Select all lines with the string "xlabel" in them, and copy those lines.
-- Start Provided information --
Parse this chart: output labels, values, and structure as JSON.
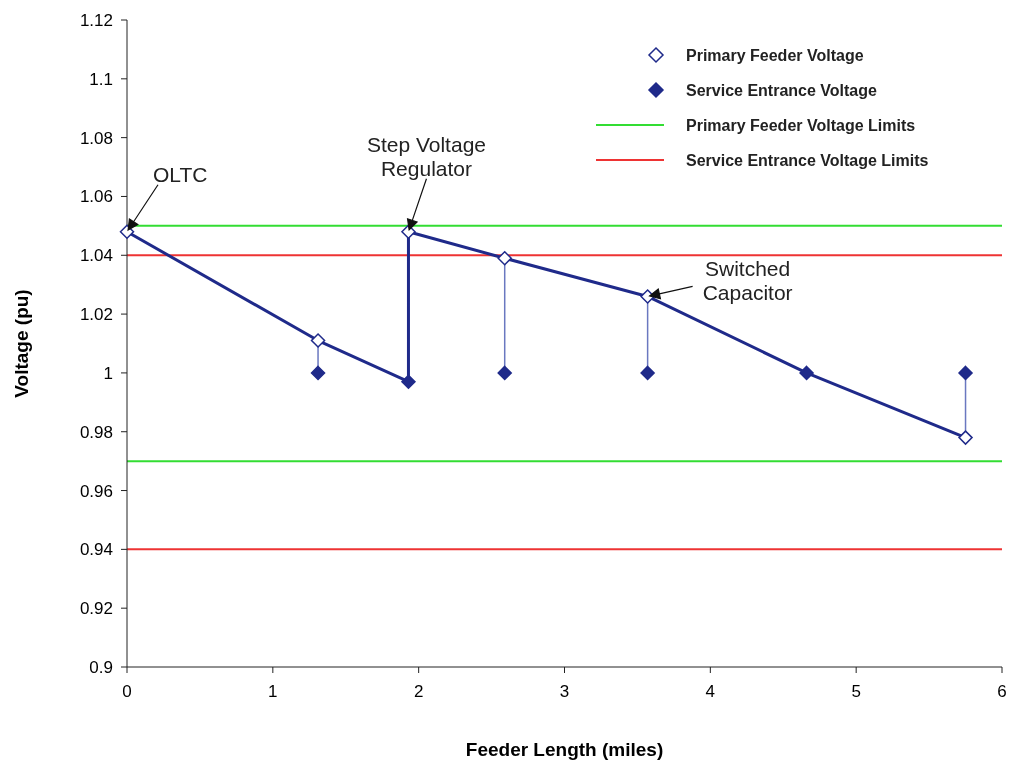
{
  "chart_data": {
    "type": "line",
    "xlabel": "Feeder Length (miles)",
    "ylabel": "Voltage (pu)",
    "xlim": [
      0,
      6
    ],
    "xticks": [
      0,
      1,
      2,
      3,
      4,
      5,
      6
    ],
    "ylim": [
      0.9,
      1.12
    ],
    "yticks": [
      0.9,
      0.92,
      0.94,
      0.96,
      0.98,
      1,
      1.02,
      1.04,
      1.06,
      1.08,
      1.1,
      1.12
    ],
    "legend": "top right",
    "grid": false,
    "marker": "diamond",
    "series": [
      {
        "color": "#1f2a8a",
        "marker": "none",
        "x": [
          0,
          1.31,
          1.93,
          1.93,
          2.59,
          3.57,
          4.66,
          5.75
        ],
        "values": [
          1.048,
          1.011,
          0.997,
          1.048,
          1.039,
          1.026,
          1.0,
          0.978
        ]
      },
      {
        "color": "#6a78c0",
        "marker": "none",
        "x": [
          1.31,
          1.31
        ],
        "values": [
          1.011,
          1.0
        ]
      },
      {
        "color": "#6a78c0",
        "marker": "none",
        "x": [
          2.59,
          2.59
        ],
        "values": [
          1.039,
          1.0
        ]
      },
      {
        "color": "#6a78c0",
        "marker": "none",
        "x": [
          3.57,
          3.57
        ],
        "values": [
          1.026,
          1.0
        ]
      },
      {
        "color": "#6a78c0",
        "marker": "none",
        "x": [
          5.75,
          5.75
        ],
        "values": [
          0.978,
          1.0
        ]
      },
      {
        "type": "scatter",
        "name": "Primary Feeder Voltage",
        "color": "#1f2a8a",
        "x": [
          0,
          1.31,
          1.93,
          2.59,
          3.57,
          5.75
        ],
        "values": [
          1.048,
          1.011,
          1.048,
          1.039,
          1.026,
          0.978
        ]
      },
      {
        "type": "scatter",
        "name": "Service Entrance Voltage",
        "color": "#1f2a8a",
        "x": [
          1.31,
          1.93,
          2.59,
          3.57,
          4.66,
          5.75
        ],
        "values": [
          1.0,
          0.997,
          1.0,
          1.0,
          1.0,
          1.0
        ]
      }
    ],
    "ref_lines": [
      {
        "axis": "y",
        "value": 1.05,
        "label": "Primary Feeder Voltage Limits",
        "color": "#33dd33"
      },
      {
        "axis": "y",
        "value": 0.97,
        "label": null,
        "color": "#33dd33"
      },
      {
        "axis": "y",
        "value": 1.04,
        "label": "Service Entrance Voltage Limits",
        "color": "#ee3333"
      },
      {
        "axis": "y",
        "value": 0.94,
        "label": null,
        "color": "#ee3333"
      }
    ],
    "annotations": [
      {
        "text": "OLTC",
        "x": 0,
        "y": 1.048
      },
      {
        "text": "Step Voltage\nRegulator",
        "x": 1.93,
        "y": 1.048
      },
      {
        "text": "Switched\nCapacitor",
        "x": 3.57,
        "y": 1.026
      }
    ]
  }
}
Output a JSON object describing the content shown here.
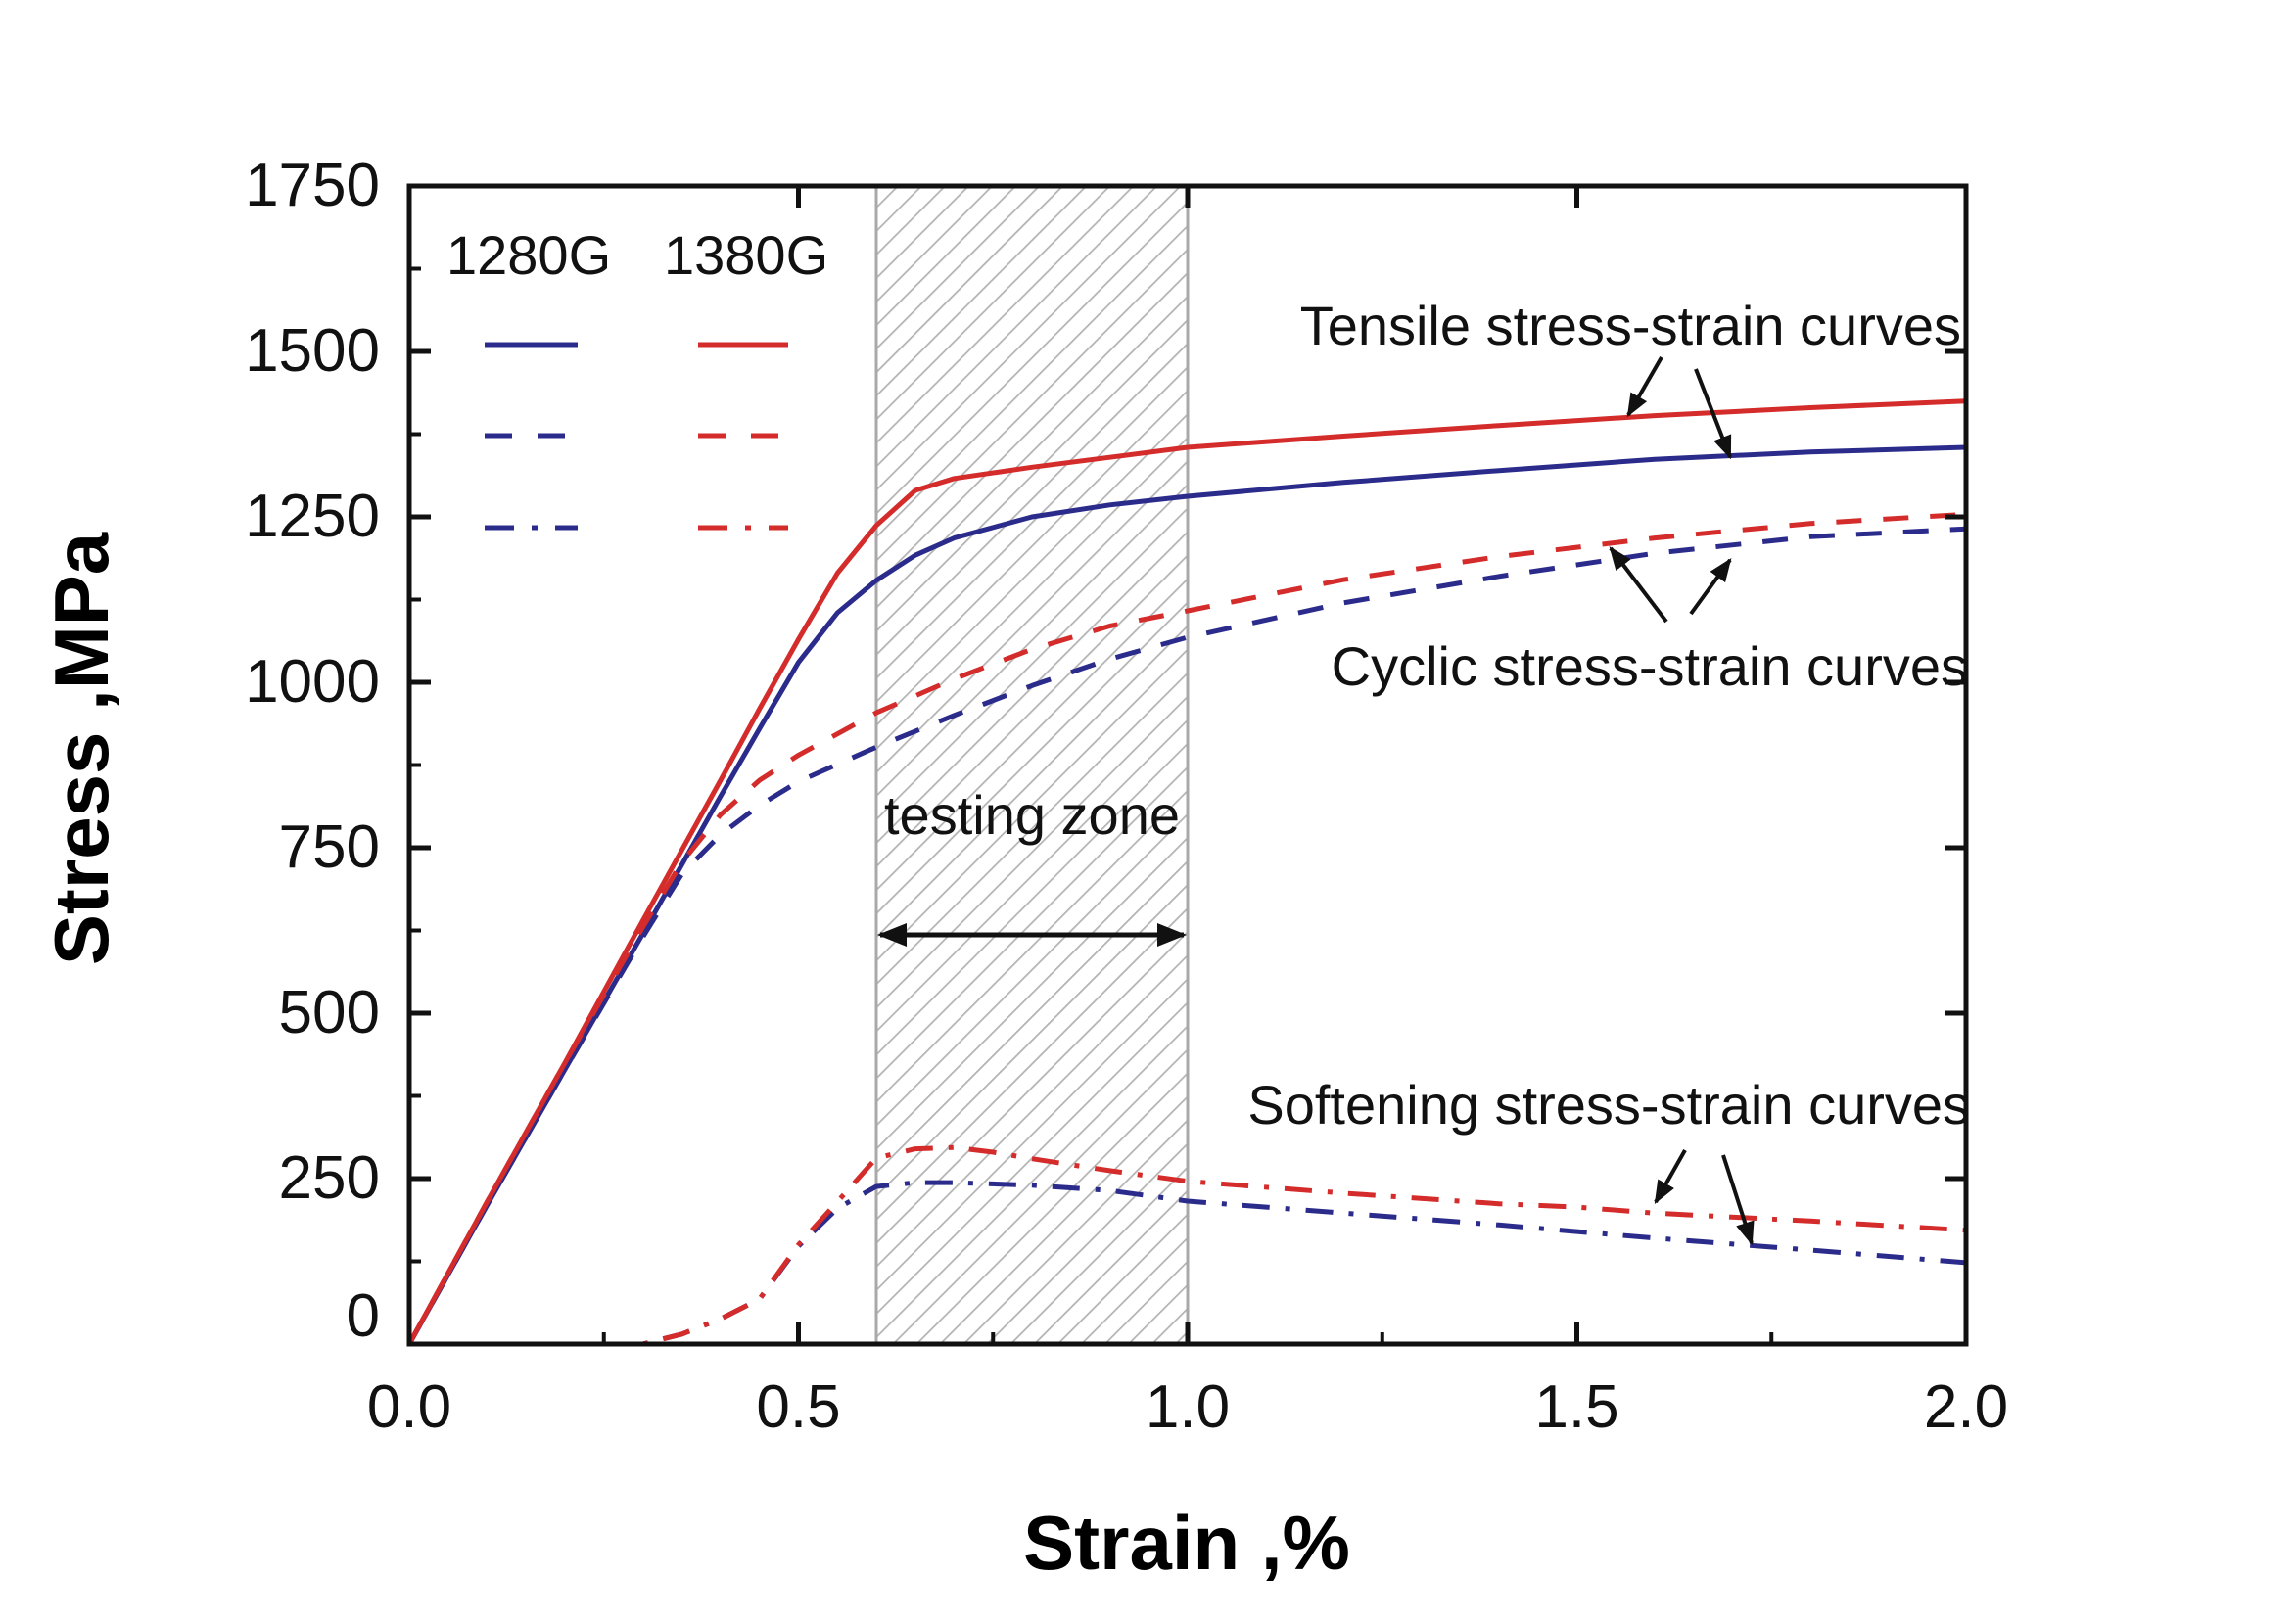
{
  "chart_data": {
    "type": "line",
    "title": "",
    "xlabel": "Strain ,%",
    "ylabel": "Stress ,MPa",
    "xlim": [
      0.0,
      2.0
    ],
    "ylim": [
      0,
      1750
    ],
    "xticks": [
      "0.0",
      "0.5",
      "1.0",
      "1.5",
      "2.0"
    ],
    "xtick_values": [
      0.0,
      0.5,
      1.0,
      1.5,
      2.0
    ],
    "xminor_step": 0.25,
    "yticks": [
      "0",
      "250",
      "500",
      "750",
      "1000",
      "1250",
      "1500",
      "1750"
    ],
    "ytick_values": [
      0,
      250,
      500,
      750,
      1000,
      1250,
      1500,
      1750
    ],
    "yminor_step": 125,
    "grid": false,
    "colors": {
      "1280G": "#2b2b8c",
      "1380G": "#d42b2b",
      "axis": "#111111",
      "zone": "#a9a9a9"
    },
    "legend": {
      "placement": "top-left",
      "columns": [
        "1280G",
        "1380G"
      ],
      "rows": [
        {
          "style": "solid",
          "meaning": "Tensile stress-strain curves"
        },
        {
          "style": "dashed",
          "meaning": "Cyclic stress-strain curves"
        },
        {
          "style": "dashdot",
          "meaning": "Softening stress-strain curves"
        }
      ]
    },
    "shaded_region": {
      "label": "testing zone",
      "x_start": 0.6,
      "x_end": 1.0,
      "pattern": "diagonal-hatch",
      "arrow_y": 700
    },
    "annotations": [
      {
        "text": "Tensile stress-strain curves",
        "x": 1.5,
        "y": 1480,
        "points_to": [
          [
            1.5,
            1392
          ],
          [
            1.68,
            1352
          ]
        ]
      },
      {
        "text": "Cyclic stress-strain curves",
        "x": 1.5,
        "y": 1040,
        "points_to": [
          [
            1.53,
            1205
          ],
          [
            1.69,
            1180
          ]
        ]
      },
      {
        "text": "Softening stress-strain curves",
        "x": 1.5,
        "y": 370,
        "points_to": [
          [
            1.59,
            210
          ],
          [
            1.72,
            155
          ]
        ]
      }
    ],
    "series": [
      {
        "name": "1280G tensile",
        "material": "1280G",
        "style": "solid",
        "x": [
          0.0,
          0.1,
          0.2,
          0.3,
          0.4,
          0.45,
          0.5,
          0.55,
          0.6,
          0.65,
          0.7,
          0.8,
          0.9,
          1.0,
          1.2,
          1.4,
          1.6,
          1.8,
          2.0
        ],
        "y": [
          0,
          210,
          415,
          620,
          828,
          930,
          1030,
          1105,
          1154,
          1192,
          1218,
          1250,
          1268,
          1281,
          1302,
          1320,
          1337,
          1348,
          1355
        ]
      },
      {
        "name": "1380G tensile",
        "material": "1380G",
        "style": "solid",
        "x": [
          0.0,
          0.1,
          0.2,
          0.3,
          0.4,
          0.45,
          0.5,
          0.55,
          0.6,
          0.65,
          0.7,
          0.8,
          0.9,
          1.0,
          1.2,
          1.4,
          1.6,
          1.8,
          2.0
        ],
        "y": [
          0,
          215,
          425,
          640,
          852,
          960,
          1065,
          1165,
          1237,
          1290,
          1308,
          1325,
          1340,
          1355,
          1372,
          1388,
          1403,
          1415,
          1425
        ]
      },
      {
        "name": "1280G cyclic",
        "material": "1280G",
        "style": "dashed",
        "x": [
          0.0,
          0.1,
          0.2,
          0.3,
          0.35,
          0.4,
          0.45,
          0.5,
          0.6,
          0.7,
          0.8,
          0.9,
          1.0,
          1.2,
          1.4,
          1.6,
          1.8,
          2.0
        ],
        "y": [
          0,
          210,
          415,
          615,
          710,
          770,
          814,
          850,
          902,
          950,
          995,
          1035,
          1068,
          1120,
          1160,
          1195,
          1220,
          1232
        ]
      },
      {
        "name": "1380G cyclic",
        "material": "1380G",
        "style": "dashed",
        "x": [
          0.0,
          0.1,
          0.2,
          0.3,
          0.35,
          0.4,
          0.45,
          0.5,
          0.6,
          0.7,
          0.8,
          0.9,
          1.0,
          1.2,
          1.4,
          1.6,
          1.8,
          2.0
        ],
        "y": [
          0,
          215,
          425,
          630,
          728,
          800,
          852,
          890,
          954,
          1005,
          1050,
          1085,
          1108,
          1155,
          1190,
          1218,
          1240,
          1254
        ]
      },
      {
        "name": "1280G softening",
        "material": "1280G",
        "style": "dashdot",
        "x": [
          0.0,
          0.3,
          0.35,
          0.4,
          0.45,
          0.5,
          0.55,
          0.6,
          0.65,
          0.7,
          0.8,
          0.9,
          1.0,
          1.2,
          1.4,
          1.5,
          1.6,
          1.8,
          2.0
        ],
        "y": [
          0,
          0,
          15,
          38,
          68,
          148,
          205,
          238,
          244,
          244,
          240,
          232,
          216,
          198,
          180,
          170,
          160,
          142,
          123
        ]
      },
      {
        "name": "1380G softening",
        "material": "1380G",
        "style": "dashdot",
        "x": [
          0.0,
          0.3,
          0.35,
          0.4,
          0.45,
          0.5,
          0.55,
          0.6,
          0.65,
          0.7,
          0.75,
          0.8,
          0.9,
          1.0,
          1.2,
          1.4,
          1.5,
          1.6,
          1.8,
          2.0
        ],
        "y": [
          0,
          0,
          15,
          38,
          68,
          150,
          215,
          281,
          295,
          297,
          290,
          280,
          262,
          246,
          228,
          212,
          207,
          198,
          186,
          172
        ]
      }
    ]
  }
}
-- End Provided information --
▸ **Answer for the task**:
    "xlabel": "Feeder Length (miles)",
    "xlabel": "Strain ,%",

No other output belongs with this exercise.